Repeat the material exactly as it appears.

Stored records:
═══

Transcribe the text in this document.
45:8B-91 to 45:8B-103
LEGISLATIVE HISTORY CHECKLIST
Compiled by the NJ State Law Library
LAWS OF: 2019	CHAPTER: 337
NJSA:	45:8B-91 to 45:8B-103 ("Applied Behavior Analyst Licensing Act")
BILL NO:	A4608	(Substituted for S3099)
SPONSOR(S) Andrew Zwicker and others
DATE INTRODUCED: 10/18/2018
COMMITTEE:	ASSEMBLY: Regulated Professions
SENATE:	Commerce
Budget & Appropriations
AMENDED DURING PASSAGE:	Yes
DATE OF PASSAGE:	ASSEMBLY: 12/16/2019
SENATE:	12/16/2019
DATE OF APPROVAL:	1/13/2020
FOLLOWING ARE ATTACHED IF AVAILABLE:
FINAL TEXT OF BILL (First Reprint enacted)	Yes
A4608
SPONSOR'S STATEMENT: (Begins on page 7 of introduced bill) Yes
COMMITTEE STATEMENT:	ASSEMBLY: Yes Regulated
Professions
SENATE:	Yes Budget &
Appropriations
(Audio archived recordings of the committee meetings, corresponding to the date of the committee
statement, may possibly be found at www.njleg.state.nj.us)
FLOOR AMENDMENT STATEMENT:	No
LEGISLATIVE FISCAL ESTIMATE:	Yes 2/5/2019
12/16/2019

═══

**Response to this task**
Transcribe the text in this document.
45:8B-91 to 45:8B-103
LEGISLATIVE HISTORY CHECKLIST
Compiled by the NJ State Law Library
LAWS OF: 2019	CHAPTER: 337
NJSA:	45:8B-91 to 45:8B-103 ("Applied Behavior Analyst Licensing Act")
BILL NO:	A4608	(Substituted for S3099)
SPONSOR(S) Andrew Zwicker and others
DATE INTRODUCED: 10/18/2018
COMMITTEE:	ASSEMBLY: Regulated Professions
SENATE:	Commerce
Budget & Appropriations
AMENDED DURING PASSAGE:	Yes
DATE OF PASSAGE:	ASSEMBLY: 12/16/2019
SENATE:	12/16/2019
DATE OF APPROVAL:	1/13/2020
FOLLOWING ARE ATTACHED IF AVAILABLE:
FINAL TEXT OF BILL (First Reprint enacted)	Yes
A4608
SPONSOR'S STATEMENT: (Begins on page 7 of introduced bill) Yes
COMMITTEE STATEMENT:	ASSEMBLY: Yes Regulated
Professions
SENATE:	Yes Budget &
Appropriations
(Audio archived recordings of the committee meetings, corresponding to the date of the committee
statement, may possibly be found at www.njleg.state.nj.us)
FLOOR AMENDMENT STATEMENT:	No
LEGISLATIVE FISCAL ESTIMATE:	Yes 2/5/2019
12/16/2019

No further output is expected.